# [EXTRAIT SOURCE]
Cependant, le Dr Ali a souligné que le rythme rapide de cette transformation sans précédent a présenté des défis, au premier rang desquels l’« extraordinaire pénurie » de main-d’œuvre en Guyane, en particulier dans le secteur de la construction en plein essor.
« Si vous vous rendez sur un chantier de construction à l’heure actuelle, la langue la plus courante est peut-être l’espagnol sur les chantiers. Et cela est dû au rythme du développement et à ce qui s’y passe. Une grande partie de notre main-d’œuvre dans le secteur de la construction (et) une grande partie de nos compétences viennent désormais des pays voisins et des pays de la région. »

« Nous avons beaucoup de Guyanais qui travaillaient dans le secteur de la construction à la Barbade, à Trinité-et-Tobago, et qui seraient également revenus parce que, bien sûr, avec l’expansion, la structure de paiement aurait également changé », a-t-il noté.
D’abord réintégrer et participer
Tout en notant que les personnes de la diaspora s’attendent à avoir accès à de nouvelles terres et à de nouveaux logements à leur retour en Guyane, le président Ali a soutenu qu’elles doivent d’abord se réintégrer et participer à la transformation du pays.

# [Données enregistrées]

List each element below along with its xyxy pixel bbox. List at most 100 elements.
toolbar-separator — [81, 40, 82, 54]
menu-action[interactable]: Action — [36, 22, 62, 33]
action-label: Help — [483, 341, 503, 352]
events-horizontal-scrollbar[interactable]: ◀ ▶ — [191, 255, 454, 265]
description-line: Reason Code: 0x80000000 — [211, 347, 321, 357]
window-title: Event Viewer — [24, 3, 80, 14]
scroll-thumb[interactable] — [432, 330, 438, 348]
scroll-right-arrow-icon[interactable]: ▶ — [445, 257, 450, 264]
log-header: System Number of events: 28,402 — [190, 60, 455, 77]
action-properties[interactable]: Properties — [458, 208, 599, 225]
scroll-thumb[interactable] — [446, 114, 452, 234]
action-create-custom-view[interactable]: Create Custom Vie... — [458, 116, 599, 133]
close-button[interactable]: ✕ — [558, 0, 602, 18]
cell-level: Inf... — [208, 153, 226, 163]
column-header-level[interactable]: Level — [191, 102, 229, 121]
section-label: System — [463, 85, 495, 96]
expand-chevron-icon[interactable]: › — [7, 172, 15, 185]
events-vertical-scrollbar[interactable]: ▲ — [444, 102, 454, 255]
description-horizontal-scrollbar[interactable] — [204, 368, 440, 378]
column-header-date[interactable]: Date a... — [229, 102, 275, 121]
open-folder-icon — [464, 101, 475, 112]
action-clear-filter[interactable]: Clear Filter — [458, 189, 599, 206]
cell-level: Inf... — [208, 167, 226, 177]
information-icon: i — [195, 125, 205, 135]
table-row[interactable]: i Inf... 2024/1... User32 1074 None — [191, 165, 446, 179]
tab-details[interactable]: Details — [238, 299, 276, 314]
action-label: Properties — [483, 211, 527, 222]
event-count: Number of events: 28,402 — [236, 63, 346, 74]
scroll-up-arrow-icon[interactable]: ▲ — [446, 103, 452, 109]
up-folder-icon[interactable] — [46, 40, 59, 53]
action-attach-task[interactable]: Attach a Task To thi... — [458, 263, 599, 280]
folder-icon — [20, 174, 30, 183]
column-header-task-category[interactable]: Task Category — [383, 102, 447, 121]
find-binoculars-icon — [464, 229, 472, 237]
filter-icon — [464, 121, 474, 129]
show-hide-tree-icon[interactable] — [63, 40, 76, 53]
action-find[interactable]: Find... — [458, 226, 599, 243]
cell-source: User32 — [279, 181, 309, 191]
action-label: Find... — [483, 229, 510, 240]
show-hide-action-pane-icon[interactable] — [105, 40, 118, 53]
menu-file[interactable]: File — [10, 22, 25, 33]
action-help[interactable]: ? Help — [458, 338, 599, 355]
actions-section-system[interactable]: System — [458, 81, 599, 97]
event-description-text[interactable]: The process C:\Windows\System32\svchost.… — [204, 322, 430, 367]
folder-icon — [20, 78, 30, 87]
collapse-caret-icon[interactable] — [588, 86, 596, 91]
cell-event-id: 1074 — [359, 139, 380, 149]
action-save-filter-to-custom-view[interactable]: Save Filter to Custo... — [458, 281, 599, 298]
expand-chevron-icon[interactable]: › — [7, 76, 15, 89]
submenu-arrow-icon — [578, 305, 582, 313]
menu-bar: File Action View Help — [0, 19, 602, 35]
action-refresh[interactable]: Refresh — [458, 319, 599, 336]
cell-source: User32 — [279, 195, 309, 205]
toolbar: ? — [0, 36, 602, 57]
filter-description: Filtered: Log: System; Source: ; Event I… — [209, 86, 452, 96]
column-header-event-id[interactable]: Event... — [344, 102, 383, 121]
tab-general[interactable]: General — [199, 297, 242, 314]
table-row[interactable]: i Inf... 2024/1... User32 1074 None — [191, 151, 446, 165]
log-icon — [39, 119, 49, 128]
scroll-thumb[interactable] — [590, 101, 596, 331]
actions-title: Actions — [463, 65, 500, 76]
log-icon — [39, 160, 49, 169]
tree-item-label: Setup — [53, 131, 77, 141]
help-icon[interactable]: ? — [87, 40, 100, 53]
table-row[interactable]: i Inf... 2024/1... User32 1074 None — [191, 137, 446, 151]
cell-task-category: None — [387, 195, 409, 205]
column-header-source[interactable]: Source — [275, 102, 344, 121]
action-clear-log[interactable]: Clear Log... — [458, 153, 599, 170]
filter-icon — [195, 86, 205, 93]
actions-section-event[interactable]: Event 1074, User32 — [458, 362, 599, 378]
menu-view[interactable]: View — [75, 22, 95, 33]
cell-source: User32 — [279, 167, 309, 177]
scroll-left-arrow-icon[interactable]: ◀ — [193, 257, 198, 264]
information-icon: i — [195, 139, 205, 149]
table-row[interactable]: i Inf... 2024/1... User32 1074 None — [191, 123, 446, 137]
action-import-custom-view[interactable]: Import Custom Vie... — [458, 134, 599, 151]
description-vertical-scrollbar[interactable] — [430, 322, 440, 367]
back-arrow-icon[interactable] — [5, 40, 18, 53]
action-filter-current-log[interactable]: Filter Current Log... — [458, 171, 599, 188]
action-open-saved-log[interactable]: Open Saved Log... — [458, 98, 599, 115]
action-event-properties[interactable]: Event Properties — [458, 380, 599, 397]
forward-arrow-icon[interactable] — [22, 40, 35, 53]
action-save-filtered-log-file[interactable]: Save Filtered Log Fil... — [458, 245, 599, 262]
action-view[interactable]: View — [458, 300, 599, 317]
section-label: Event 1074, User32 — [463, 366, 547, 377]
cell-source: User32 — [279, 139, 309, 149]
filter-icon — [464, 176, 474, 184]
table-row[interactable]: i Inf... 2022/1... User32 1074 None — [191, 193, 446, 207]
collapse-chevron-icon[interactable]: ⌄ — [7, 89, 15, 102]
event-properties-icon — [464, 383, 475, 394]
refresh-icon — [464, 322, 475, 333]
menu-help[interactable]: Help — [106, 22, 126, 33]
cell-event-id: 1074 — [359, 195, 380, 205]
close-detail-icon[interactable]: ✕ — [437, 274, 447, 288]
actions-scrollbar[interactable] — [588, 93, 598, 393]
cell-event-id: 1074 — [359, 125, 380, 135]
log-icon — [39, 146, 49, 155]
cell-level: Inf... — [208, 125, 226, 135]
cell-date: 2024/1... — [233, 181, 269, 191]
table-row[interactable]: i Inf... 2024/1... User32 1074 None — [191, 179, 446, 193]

# [CONSIGNE A]
Relevez tous les pays nommés dans l'extrait sur la main-d'œuvre en Guyane.
# [CONSIGNE B]
Renvoyez le passage de l'extrait sur la main-d'œuvre en Guyane qui va de « D’abord réintégrer et » jusqu'à « transformation du pays. » inclus.

# [CORRIGÉ A]
Guyane, Barbade, Trinité-et-Tobago

# [CORRIGÉ B]
D’abord réintégrer et participer
Tout en notant que les personnes de la diaspora s’attendent à avoir accès à de nouvelles terres et à de nouveaux logements à leur retour en Guyane, le président Ali a soutenu qu’elles doivent d’abord se réintégrer et participer à la transformation du pays.